● What is asked:
From the entries that follow, gather each line holding the word "name".

Extracted records

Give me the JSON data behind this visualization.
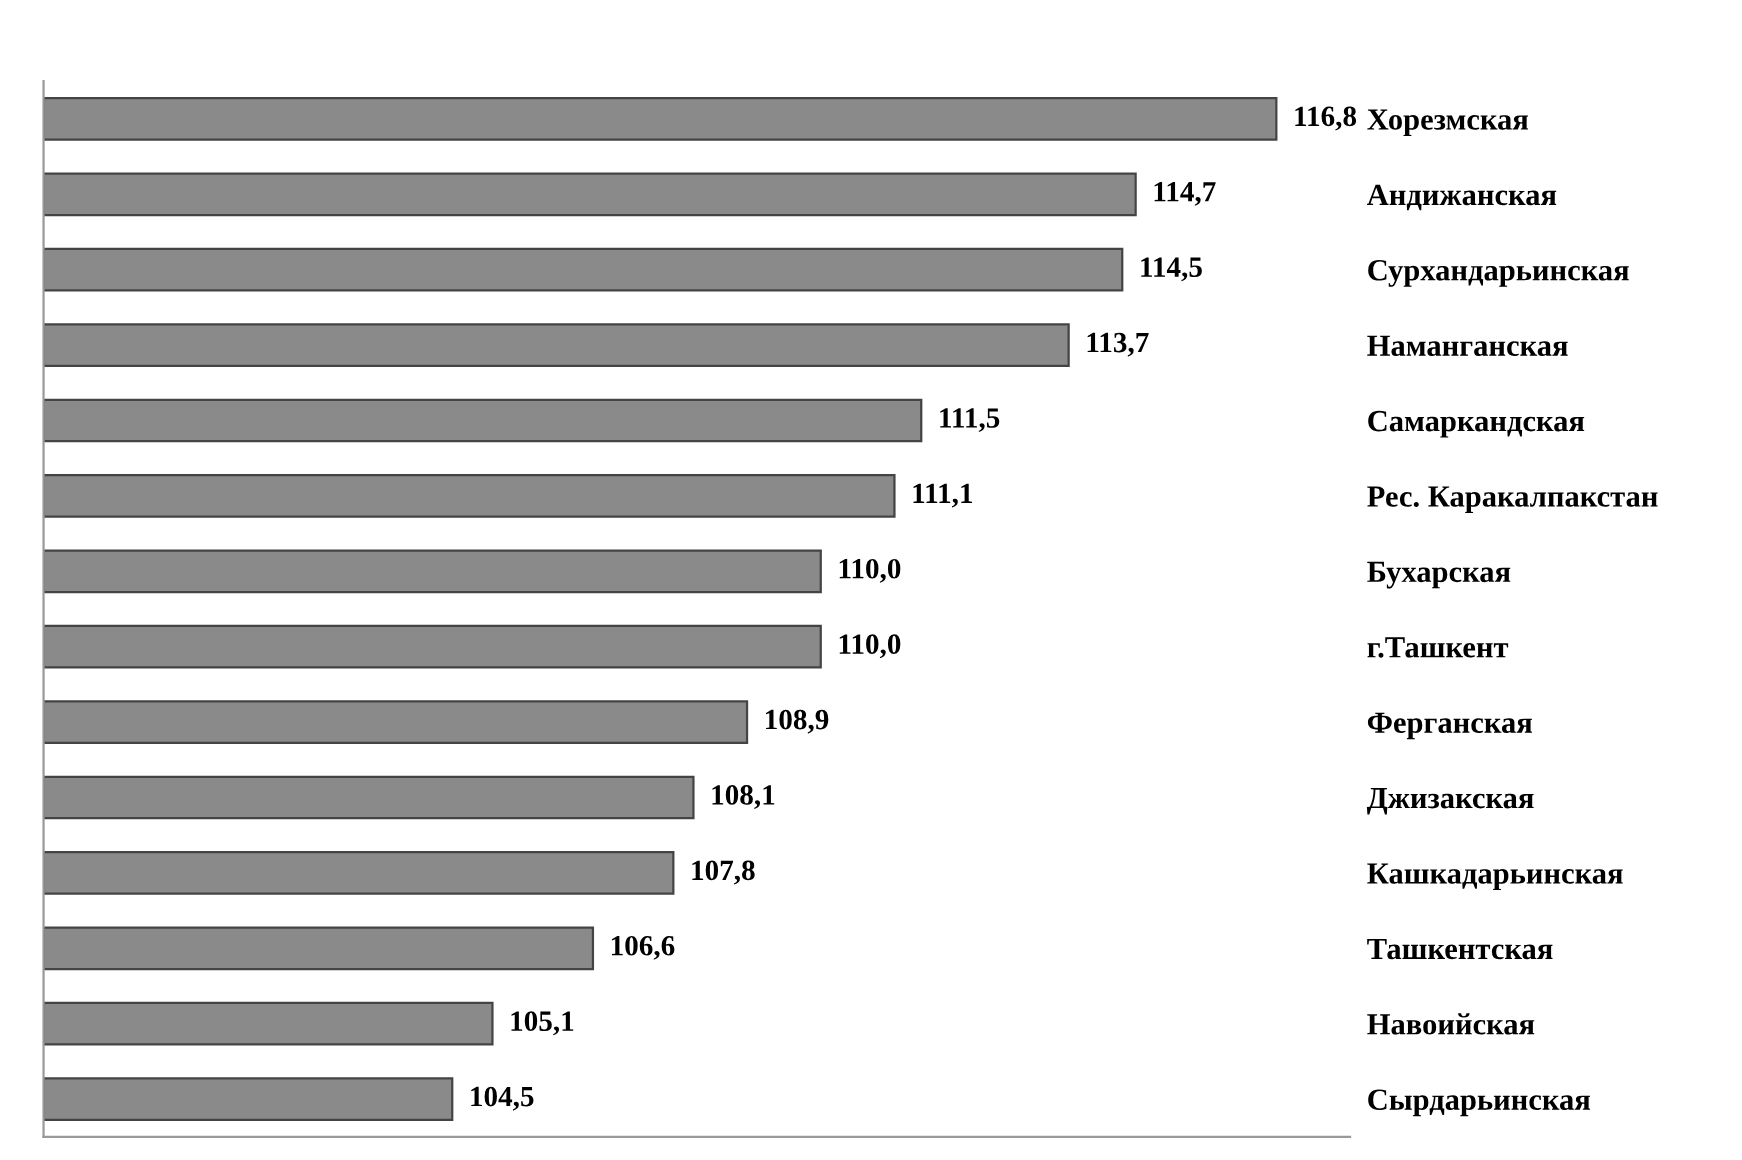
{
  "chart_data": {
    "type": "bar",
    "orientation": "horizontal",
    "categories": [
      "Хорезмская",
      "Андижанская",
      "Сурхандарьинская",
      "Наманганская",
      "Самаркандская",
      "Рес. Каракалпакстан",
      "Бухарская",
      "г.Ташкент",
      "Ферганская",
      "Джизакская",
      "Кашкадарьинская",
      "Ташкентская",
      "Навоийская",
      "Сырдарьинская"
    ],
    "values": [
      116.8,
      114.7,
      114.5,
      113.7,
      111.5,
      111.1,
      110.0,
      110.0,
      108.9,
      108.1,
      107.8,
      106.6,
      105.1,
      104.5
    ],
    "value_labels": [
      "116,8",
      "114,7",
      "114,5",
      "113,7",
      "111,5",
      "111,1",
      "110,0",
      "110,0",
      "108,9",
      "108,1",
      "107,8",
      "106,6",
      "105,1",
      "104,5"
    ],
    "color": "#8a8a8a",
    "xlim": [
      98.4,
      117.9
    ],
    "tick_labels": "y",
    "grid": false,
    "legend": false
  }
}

...

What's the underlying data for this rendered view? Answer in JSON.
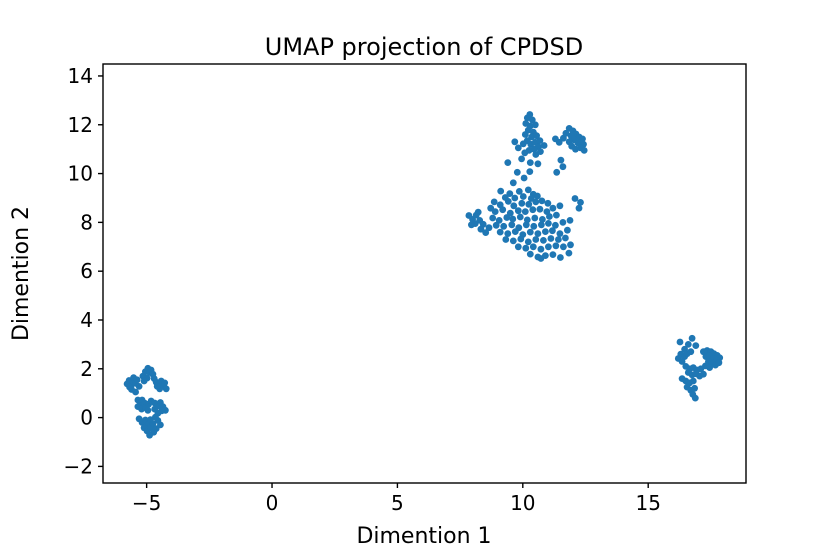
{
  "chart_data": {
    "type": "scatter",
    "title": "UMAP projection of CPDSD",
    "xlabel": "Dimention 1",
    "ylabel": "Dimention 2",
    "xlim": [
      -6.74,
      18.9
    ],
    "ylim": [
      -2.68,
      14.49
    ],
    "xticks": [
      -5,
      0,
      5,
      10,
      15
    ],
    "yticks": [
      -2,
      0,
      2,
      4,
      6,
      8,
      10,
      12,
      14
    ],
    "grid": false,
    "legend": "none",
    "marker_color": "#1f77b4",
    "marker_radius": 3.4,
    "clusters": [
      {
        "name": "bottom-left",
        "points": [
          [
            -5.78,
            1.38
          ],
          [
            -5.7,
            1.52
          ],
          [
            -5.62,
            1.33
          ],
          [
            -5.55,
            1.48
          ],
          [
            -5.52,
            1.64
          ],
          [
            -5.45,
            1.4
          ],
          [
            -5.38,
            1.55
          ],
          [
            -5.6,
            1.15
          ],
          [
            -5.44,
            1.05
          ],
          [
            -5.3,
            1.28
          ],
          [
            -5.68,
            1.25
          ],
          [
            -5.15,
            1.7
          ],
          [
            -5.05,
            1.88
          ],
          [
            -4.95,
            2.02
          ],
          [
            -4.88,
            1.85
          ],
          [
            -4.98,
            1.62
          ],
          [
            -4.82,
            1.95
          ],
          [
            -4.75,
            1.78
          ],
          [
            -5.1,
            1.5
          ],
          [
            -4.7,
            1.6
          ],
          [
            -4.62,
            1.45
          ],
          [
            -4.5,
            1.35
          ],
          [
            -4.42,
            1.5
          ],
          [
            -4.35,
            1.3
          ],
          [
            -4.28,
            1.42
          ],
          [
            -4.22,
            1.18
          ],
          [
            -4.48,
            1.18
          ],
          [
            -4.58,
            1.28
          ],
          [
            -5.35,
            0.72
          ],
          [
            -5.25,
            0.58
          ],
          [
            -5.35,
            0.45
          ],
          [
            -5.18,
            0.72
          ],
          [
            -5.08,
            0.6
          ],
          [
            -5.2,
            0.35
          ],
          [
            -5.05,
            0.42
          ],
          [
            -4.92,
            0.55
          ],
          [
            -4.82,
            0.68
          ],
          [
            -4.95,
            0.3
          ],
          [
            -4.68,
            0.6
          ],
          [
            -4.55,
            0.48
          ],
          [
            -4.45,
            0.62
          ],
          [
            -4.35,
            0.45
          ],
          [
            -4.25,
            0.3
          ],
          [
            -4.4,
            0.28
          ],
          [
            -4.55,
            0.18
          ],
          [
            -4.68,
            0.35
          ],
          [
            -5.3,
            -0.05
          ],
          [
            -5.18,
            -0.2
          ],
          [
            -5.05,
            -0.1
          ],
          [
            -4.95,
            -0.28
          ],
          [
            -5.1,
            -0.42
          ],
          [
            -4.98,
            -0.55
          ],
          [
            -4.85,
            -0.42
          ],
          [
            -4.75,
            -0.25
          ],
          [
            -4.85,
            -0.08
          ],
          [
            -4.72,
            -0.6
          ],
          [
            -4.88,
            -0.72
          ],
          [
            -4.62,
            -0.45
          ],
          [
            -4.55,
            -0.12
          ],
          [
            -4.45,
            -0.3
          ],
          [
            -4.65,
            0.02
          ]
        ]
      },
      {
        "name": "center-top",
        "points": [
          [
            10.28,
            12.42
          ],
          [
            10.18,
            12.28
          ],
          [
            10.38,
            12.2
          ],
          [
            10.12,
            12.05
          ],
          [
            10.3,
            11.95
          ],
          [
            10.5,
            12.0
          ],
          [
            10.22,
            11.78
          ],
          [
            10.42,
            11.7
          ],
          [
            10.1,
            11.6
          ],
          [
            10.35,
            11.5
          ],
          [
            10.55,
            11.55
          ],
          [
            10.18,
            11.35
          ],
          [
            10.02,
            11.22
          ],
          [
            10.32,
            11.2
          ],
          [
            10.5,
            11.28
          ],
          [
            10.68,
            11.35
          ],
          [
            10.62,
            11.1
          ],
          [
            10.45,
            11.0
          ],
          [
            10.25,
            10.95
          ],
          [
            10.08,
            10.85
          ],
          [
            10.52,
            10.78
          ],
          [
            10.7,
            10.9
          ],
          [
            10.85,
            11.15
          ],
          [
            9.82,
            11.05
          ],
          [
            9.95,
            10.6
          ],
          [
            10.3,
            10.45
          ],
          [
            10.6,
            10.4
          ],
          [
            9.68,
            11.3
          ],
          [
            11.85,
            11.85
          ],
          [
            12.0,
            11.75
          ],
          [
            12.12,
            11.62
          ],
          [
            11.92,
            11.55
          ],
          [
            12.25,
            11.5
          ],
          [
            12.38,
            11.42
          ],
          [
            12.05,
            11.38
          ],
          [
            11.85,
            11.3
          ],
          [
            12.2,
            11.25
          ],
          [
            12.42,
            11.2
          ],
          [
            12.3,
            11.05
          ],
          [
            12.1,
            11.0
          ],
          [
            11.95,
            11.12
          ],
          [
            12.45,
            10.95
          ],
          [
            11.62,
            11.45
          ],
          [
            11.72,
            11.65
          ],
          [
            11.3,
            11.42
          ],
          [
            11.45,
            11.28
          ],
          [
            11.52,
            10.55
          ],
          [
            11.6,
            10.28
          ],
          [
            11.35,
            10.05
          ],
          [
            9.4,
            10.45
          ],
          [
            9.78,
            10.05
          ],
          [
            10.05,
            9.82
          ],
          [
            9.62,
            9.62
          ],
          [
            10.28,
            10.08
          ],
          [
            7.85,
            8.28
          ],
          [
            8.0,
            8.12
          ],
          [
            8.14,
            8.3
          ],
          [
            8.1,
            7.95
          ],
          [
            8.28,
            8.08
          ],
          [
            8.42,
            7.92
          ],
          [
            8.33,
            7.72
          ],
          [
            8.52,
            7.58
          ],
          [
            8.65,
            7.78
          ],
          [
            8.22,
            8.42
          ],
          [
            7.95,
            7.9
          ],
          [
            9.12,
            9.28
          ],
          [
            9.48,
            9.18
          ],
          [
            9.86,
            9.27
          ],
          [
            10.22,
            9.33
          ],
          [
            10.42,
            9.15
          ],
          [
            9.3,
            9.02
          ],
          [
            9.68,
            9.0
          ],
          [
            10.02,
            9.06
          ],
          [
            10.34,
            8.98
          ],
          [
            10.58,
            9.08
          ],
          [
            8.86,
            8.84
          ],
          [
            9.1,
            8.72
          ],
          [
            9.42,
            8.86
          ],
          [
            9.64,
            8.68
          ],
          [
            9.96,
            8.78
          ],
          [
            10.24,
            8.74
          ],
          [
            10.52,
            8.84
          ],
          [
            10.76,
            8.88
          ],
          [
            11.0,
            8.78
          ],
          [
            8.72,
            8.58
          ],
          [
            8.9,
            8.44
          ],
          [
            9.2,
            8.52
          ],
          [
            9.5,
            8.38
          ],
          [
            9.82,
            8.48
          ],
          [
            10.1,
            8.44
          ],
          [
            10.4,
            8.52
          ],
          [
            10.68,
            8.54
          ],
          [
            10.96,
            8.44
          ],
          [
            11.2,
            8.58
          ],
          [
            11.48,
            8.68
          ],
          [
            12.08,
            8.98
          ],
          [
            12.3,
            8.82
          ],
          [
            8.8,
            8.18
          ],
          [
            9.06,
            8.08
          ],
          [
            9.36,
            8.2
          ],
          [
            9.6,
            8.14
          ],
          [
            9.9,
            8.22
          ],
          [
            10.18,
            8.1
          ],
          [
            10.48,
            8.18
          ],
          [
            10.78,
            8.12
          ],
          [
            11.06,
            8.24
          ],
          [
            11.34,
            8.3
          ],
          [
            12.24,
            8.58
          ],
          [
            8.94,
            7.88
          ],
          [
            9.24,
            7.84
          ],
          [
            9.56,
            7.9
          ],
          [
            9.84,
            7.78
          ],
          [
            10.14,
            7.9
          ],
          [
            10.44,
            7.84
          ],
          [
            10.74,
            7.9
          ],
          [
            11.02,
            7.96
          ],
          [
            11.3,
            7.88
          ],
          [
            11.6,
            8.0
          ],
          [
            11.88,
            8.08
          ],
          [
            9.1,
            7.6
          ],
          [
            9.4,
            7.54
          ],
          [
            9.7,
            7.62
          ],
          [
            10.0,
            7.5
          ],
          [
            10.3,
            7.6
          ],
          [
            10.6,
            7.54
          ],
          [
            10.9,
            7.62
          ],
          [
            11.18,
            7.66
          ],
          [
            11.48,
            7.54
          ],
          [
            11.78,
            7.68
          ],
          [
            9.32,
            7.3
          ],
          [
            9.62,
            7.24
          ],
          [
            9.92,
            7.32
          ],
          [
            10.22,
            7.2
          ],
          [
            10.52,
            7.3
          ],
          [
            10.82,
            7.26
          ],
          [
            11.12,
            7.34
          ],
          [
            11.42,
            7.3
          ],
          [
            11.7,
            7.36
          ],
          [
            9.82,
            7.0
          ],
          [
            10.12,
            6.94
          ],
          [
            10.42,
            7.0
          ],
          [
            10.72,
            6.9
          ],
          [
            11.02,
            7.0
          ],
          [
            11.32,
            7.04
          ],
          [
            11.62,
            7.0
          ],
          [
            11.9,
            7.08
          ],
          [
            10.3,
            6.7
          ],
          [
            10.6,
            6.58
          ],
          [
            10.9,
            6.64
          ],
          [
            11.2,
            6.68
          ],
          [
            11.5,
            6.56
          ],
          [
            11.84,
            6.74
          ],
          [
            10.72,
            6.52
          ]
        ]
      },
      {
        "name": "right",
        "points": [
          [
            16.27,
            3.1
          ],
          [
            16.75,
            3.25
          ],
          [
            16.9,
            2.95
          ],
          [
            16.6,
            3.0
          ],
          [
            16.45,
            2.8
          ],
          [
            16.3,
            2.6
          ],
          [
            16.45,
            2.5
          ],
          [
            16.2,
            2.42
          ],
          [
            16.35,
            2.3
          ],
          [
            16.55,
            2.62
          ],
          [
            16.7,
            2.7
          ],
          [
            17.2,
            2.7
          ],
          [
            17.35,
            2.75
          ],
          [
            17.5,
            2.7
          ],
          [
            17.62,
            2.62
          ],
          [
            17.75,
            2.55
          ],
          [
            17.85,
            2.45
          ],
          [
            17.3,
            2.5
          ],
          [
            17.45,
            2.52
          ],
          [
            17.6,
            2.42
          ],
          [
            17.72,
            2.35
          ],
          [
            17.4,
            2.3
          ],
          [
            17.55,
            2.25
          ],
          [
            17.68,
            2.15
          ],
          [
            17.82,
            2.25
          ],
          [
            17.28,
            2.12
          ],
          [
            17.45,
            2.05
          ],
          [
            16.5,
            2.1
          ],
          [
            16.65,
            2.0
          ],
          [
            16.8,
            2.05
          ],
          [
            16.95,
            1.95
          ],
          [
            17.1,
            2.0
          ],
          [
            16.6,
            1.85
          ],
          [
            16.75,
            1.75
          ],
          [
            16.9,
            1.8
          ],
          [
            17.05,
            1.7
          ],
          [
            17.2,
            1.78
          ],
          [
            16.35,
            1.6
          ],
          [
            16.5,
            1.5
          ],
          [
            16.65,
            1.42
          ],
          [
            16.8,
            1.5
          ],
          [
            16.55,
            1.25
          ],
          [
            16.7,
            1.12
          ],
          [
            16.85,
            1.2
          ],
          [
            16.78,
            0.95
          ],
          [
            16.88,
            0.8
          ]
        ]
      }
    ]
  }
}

* * *

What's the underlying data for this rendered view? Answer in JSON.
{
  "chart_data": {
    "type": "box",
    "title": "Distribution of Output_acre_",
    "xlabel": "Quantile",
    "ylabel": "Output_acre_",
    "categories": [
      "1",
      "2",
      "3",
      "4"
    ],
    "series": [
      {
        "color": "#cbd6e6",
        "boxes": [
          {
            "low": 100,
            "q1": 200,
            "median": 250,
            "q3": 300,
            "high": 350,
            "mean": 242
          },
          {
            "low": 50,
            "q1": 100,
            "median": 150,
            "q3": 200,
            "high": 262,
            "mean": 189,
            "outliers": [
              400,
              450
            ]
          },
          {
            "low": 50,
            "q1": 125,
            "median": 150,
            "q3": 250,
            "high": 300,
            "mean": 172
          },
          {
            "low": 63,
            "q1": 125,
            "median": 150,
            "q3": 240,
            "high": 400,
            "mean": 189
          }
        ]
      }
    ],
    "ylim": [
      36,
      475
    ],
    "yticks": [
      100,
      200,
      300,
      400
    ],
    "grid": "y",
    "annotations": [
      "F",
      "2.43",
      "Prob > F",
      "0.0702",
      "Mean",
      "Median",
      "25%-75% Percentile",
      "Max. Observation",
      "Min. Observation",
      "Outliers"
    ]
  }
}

● Answer to this problem:
        "name": "bottom-left",
        "name": "center-top",
        "name": "right",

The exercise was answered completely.